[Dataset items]
┌────────
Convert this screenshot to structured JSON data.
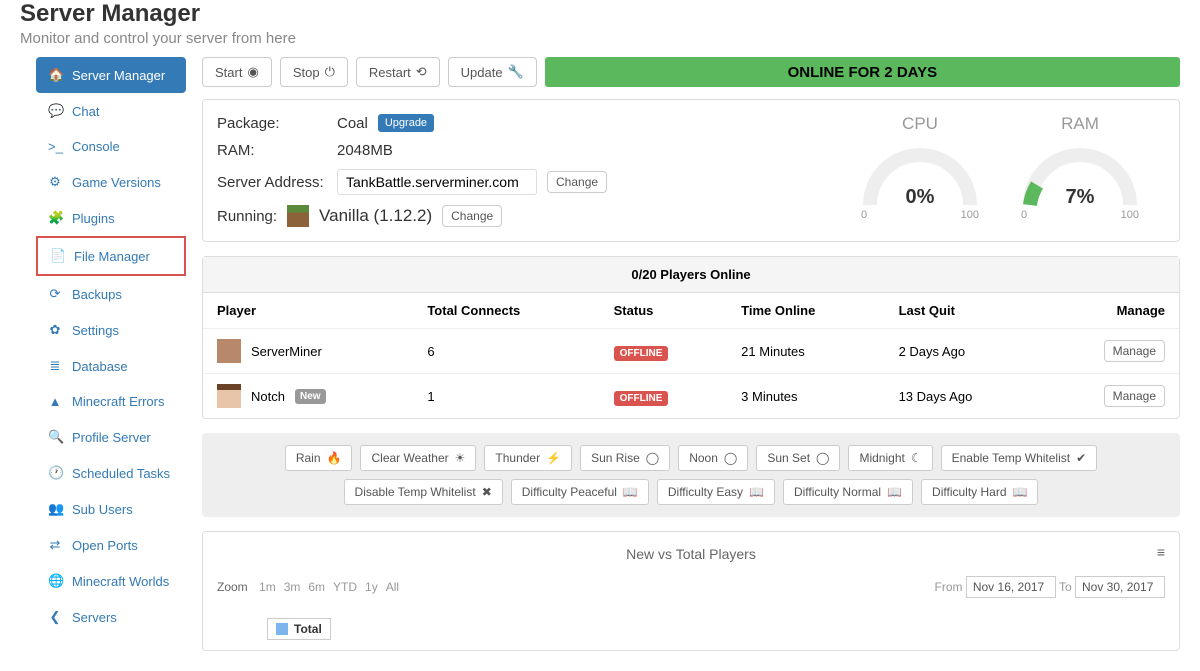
{
  "header": {
    "title": "Server Manager",
    "subtitle": "Monitor and control your server from here"
  },
  "sidebar": {
    "items": [
      {
        "icon": "🏠",
        "label": "Server Manager"
      },
      {
        "icon": "💬",
        "label": "Chat"
      },
      {
        "icon": ">_",
        "label": "Console"
      },
      {
        "icon": "⚙",
        "label": "Game Versions"
      },
      {
        "icon": "🧩",
        "label": "Plugins"
      },
      {
        "icon": "📄",
        "label": "File Manager"
      },
      {
        "icon": "⟳",
        "label": "Backups"
      },
      {
        "icon": "✿",
        "label": "Settings"
      },
      {
        "icon": "≣",
        "label": "Database"
      },
      {
        "icon": "▲",
        "label": "Minecraft Errors"
      },
      {
        "icon": "🔍",
        "label": "Profile Server"
      },
      {
        "icon": "🕐",
        "label": "Scheduled Tasks"
      },
      {
        "icon": "👥",
        "label": "Sub Users"
      },
      {
        "icon": "⇄",
        "label": "Open Ports"
      },
      {
        "icon": "🌐",
        "label": "Minecraft Worlds"
      },
      {
        "icon": "❮",
        "label": "Servers"
      }
    ]
  },
  "toolbar": {
    "start": "Start",
    "stop": "Stop",
    "restart": "Restart",
    "update": "Update",
    "status": "ONLINE FOR 2 DAYS"
  },
  "info": {
    "package_label": "Package:",
    "package_value": "Coal",
    "upgrade": "Upgrade",
    "ram_label": "RAM:",
    "ram_value": "2048MB",
    "addr_label": "Server Address:",
    "addr_value": "TankBattle.serverminer.com",
    "change": "Change",
    "running_label": "Running:",
    "running_value": "Vanilla (1.12.2)"
  },
  "gauges": {
    "cpu": {
      "title": "CPU",
      "value": "0%",
      "min": "0",
      "max": "100",
      "pct": 0
    },
    "ram": {
      "title": "RAM",
      "value": "7%",
      "min": "0",
      "max": "100",
      "pct": 7
    }
  },
  "players": {
    "header": "0/20 Players Online",
    "cols": {
      "player": "Player",
      "connects": "Total Connects",
      "status": "Status",
      "time": "Time Online",
      "quit": "Last Quit",
      "manage": "Manage"
    },
    "rows": [
      {
        "name": "ServerMiner",
        "new": false,
        "connects": "6",
        "status": "OFFLINE",
        "time": "21 Minutes",
        "quit": "2 Days Ago"
      },
      {
        "name": "Notch",
        "new": true,
        "connects": "1",
        "status": "OFFLINE",
        "time": "3 Minutes",
        "quit": "13 Days Ago"
      }
    ],
    "new_badge": "New",
    "manage_btn": "Manage"
  },
  "quick": [
    "Rain",
    "Clear Weather",
    "Thunder",
    "Sun Rise",
    "Noon",
    "Sun Set",
    "Midnight",
    "Enable Temp Whitelist",
    "Disable Temp Whitelist",
    "Difficulty Peaceful",
    "Difficulty Easy",
    "Difficulty Normal",
    "Difficulty Hard"
  ],
  "quick_icons": [
    "🔥",
    "☀",
    "⚡",
    "◯",
    "◯",
    "◯",
    "☾",
    "✔",
    "✖",
    "📖",
    "📖",
    "📖",
    "📖"
  ],
  "chart": {
    "title": "New vs Total Players",
    "zoom_label": "Zoom",
    "zoom": [
      "1m",
      "3m",
      "6m",
      "YTD",
      "1y",
      "All"
    ],
    "from_label": "From",
    "from_value": "Nov 16, 2017",
    "to_label": "To",
    "to_value": "Nov 30, 2017",
    "legend": "Total"
  },
  "chart_data": {
    "type": "line",
    "title": "New vs Total Players",
    "series": [
      {
        "name": "Total",
        "values": []
      }
    ],
    "x_range": [
      "2017-11-16",
      "2017-11-30"
    ]
  }
}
└────────
Exercise directions: Copy the records above exactly. The pictures are not part of the copy.

Exercise solution:
Convert this screenshot to structured JSON data.
{
  "header": {
    "title": "Server Manager",
    "subtitle": "Monitor and control your server from here"
  },
  "sidebar": {
    "items": [
      {
        "icon": "🏠",
        "label": "Server Manager"
      },
      {
        "icon": "💬",
        "label": "Chat"
      },
      {
        "icon": ">_",
        "label": "Console"
      },
      {
        "icon": "⚙",
        "label": "Game Versions"
      },
      {
        "icon": "🧩",
        "label": "Plugins"
      },
      {
        "icon": "📄",
        "label": "File Manager"
      },
      {
        "icon": "⟳",
        "label": "Backups"
      },
      {
        "icon": "✿",
        "label": "Settings"
      },
      {
        "icon": "≣",
        "label": "Database"
      },
      {
        "icon": "▲",
        "label": "Minecraft Errors"
      },
      {
        "icon": "🔍",
        "label": "Profile Server"
      },
      {
        "icon": "🕐",
        "label": "Scheduled Tasks"
      },
      {
        "icon": "👥",
        "label": "Sub Users"
      },
      {
        "icon": "⇄",
        "label": "Open Ports"
      },
      {
        "icon": "🌐",
        "label": "Minecraft Worlds"
      },
      {
        "icon": "❮",
        "label": "Servers"
      }
    ]
  },
  "toolbar": {
    "start": "Start",
    "stop": "Stop",
    "restart": "Restart",
    "update": "Update",
    "status": "ONLINE FOR 2 DAYS"
  },
  "info": {
    "package_label": "Package:",
    "package_value": "Coal",
    "upgrade": "Upgrade",
    "ram_label": "RAM:",
    "ram_value": "2048MB",
    "addr_label": "Server Address:",
    "addr_value": "TankBattle.serverminer.com",
    "change": "Change",
    "running_label": "Running:",
    "running_value": "Vanilla (1.12.2)"
  },
  "gauges": {
    "cpu": {
      "title": "CPU",
      "value": "0%",
      "min": "0",
      "max": "100",
      "pct": 0
    },
    "ram": {
      "title": "RAM",
      "value": "7%",
      "min": "0",
      "max": "100",
      "pct": 7
    }
  },
  "players": {
    "header": "0/20 Players Online",
    "cols": {
      "player": "Player",
      "connects": "Total Connects",
      "status": "Status",
      "time": "Time Online",
      "quit": "Last Quit",
      "manage": "Manage"
    },
    "rows": [
      {
        "name": "ServerMiner",
        "new": false,
        "connects": "6",
        "status": "OFFLINE",
        "time": "21 Minutes",
        "quit": "2 Days Ago"
      },
      {
        "name": "Notch",
        "new": true,
        "connects": "1",
        "status": "OFFLINE",
        "time": "3 Minutes",
        "quit": "13 Days Ago"
      }
    ],
    "new_badge": "New",
    "manage_btn": "Manage"
  },
  "quick": [
    "Rain",
    "Clear Weather",
    "Thunder",
    "Sun Rise",
    "Noon",
    "Sun Set",
    "Midnight",
    "Enable Temp Whitelist",
    "Disable Temp Whitelist",
    "Difficulty Peaceful",
    "Difficulty Easy",
    "Difficulty Normal",
    "Difficulty Hard"
  ],
  "quick_icons": [
    "🔥",
    "☀",
    "⚡",
    "◯",
    "◯",
    "◯",
    "☾",
    "✔",
    "✖",
    "📖",
    "📖",
    "📖",
    "📖"
  ],
  "chart": {
    "title": "New vs Total Players",
    "zoom_label": "Zoom",
    "zoom": [
      "1m",
      "3m",
      "6m",
      "YTD",
      "1y",
      "All"
    ],
    "from_label": "From",
    "from_value": "Nov 16, 2017",
    "to_label": "To",
    "to_value": "Nov 30, 2017",
    "legend": "Total"
  },
  "chart_data": {
    "type": "line",
    "title": "New vs Total Players",
    "series": [
      {
        "name": "Total",
        "values": []
      }
    ],
    "x_range": [
      "2017-11-16",
      "2017-11-30"
    ]
  }
}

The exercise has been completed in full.